### Data to use
:::::
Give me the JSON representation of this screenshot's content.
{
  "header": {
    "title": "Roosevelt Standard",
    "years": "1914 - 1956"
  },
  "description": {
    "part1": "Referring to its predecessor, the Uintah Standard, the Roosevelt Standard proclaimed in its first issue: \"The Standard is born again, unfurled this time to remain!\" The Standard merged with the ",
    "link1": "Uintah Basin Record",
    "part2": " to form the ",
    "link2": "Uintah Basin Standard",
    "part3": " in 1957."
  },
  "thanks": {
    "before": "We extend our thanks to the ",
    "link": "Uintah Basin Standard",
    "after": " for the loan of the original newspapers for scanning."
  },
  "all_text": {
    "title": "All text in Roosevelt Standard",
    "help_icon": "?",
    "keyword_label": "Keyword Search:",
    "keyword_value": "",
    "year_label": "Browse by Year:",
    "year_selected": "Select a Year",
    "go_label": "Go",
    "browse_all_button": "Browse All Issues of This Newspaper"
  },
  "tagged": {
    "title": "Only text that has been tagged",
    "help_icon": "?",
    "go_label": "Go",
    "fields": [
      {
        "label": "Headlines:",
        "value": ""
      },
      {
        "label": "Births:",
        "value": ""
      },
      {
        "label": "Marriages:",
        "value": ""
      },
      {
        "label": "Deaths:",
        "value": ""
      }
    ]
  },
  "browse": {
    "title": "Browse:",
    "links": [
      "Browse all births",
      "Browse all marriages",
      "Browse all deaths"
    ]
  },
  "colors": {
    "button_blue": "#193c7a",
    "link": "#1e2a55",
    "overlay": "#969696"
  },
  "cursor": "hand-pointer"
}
:::::
### Task statement
Copy down the material exactly as written.

### Answer to the exercise
Give me the JSON representation of this screenshot's content.
{
  "header": {
    "title": "Roosevelt Standard",
    "years": "1914 - 1956"
  },
  "description": {
    "part1": "Referring to its predecessor, the Uintah Standard, the Roosevelt Standard proclaimed in its first issue: \"The Standard is born again, unfurled this time to remain!\" The Standard merged with the ",
    "link1": "Uintah Basin Record",
    "part2": " to form the ",
    "link2": "Uintah Basin Standard",
    "part3": " in 1957."
  },
  "thanks": {
    "before": "We extend our thanks to the ",
    "link": "Uintah Basin Standard",
    "after": " for the loan of the original newspapers for scanning."
  },
  "all_text": {
    "title": "All text in Roosevelt Standard",
    "help_icon": "?",
    "keyword_label": "Keyword Search:",
    "keyword_value": "",
    "year_label": "Browse by Year:",
    "year_selected": "Select a Year",
    "go_label": "Go",
    "browse_all_button": "Browse All Issues of This Newspaper"
  },
  "tagged": {
    "title": "Only text that has been tagged",
    "help_icon": "?",
    "go_label": "Go",
    "fields": [
      {
        "label": "Headlines:",
        "value": ""
      },
      {
        "label": "Births:",
        "value": ""
      },
      {
        "label": "Marriages:",
        "value": ""
      },
      {
        "label": "Deaths:",
        "value": ""
      }
    ]
  },
  "browse": {
    "title": "Browse:",
    "links": [
      "Browse all births",
      "Browse all marriages",
      "Browse all deaths"
    ]
  },
  "colors": {
    "button_blue": "#193c7a",
    "link": "#1e2a55",
    "overlay": "#969696"
  },
  "cursor": "hand-pointer"
}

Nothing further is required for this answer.